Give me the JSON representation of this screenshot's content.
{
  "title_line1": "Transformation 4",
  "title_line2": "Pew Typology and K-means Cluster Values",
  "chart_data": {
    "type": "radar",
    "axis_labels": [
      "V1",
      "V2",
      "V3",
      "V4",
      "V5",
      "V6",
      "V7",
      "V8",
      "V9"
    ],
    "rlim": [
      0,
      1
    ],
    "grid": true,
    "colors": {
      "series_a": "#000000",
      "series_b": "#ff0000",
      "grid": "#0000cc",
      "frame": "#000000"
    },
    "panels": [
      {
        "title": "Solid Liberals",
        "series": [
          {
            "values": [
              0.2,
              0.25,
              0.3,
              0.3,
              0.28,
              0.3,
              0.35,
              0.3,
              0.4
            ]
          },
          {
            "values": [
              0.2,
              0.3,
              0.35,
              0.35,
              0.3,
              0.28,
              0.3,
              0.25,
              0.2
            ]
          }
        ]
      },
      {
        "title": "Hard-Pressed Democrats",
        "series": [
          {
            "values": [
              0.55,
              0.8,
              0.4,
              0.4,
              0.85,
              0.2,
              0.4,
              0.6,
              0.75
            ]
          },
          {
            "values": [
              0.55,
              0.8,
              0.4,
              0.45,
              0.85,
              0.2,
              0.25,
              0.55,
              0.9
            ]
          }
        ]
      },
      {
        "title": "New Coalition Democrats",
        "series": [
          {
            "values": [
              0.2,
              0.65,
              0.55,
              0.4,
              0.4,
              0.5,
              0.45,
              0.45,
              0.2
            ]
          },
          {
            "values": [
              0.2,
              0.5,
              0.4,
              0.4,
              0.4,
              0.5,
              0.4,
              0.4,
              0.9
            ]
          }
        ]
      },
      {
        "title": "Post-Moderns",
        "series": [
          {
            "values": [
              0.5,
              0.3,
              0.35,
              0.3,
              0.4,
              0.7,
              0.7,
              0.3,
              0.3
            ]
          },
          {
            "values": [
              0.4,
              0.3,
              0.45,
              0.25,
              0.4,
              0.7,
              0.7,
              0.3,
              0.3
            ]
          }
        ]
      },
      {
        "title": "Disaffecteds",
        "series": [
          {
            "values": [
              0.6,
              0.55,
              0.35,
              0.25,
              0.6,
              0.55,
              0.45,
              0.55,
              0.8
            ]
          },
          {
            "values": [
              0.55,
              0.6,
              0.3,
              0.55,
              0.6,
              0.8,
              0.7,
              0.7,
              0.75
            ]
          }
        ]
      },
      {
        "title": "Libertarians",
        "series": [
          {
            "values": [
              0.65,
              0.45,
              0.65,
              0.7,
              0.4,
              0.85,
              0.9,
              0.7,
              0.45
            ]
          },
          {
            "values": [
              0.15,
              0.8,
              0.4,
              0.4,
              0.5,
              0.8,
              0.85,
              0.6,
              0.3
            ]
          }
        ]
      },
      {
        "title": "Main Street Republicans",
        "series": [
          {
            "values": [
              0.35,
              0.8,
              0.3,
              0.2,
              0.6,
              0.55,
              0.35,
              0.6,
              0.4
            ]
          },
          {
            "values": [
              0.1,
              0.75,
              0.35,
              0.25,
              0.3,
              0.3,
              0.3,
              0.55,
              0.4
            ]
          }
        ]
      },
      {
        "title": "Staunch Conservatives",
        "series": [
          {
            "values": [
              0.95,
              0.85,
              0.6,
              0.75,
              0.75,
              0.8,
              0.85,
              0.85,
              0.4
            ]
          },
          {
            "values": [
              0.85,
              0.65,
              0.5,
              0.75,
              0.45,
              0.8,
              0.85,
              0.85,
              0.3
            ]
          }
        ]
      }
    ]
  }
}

WHAT IS EXPECTED: State the number of lines in the preceding entries that include the word "Democrats". Provide nothing else.

ANSWER TO THIS EXERCISE: 2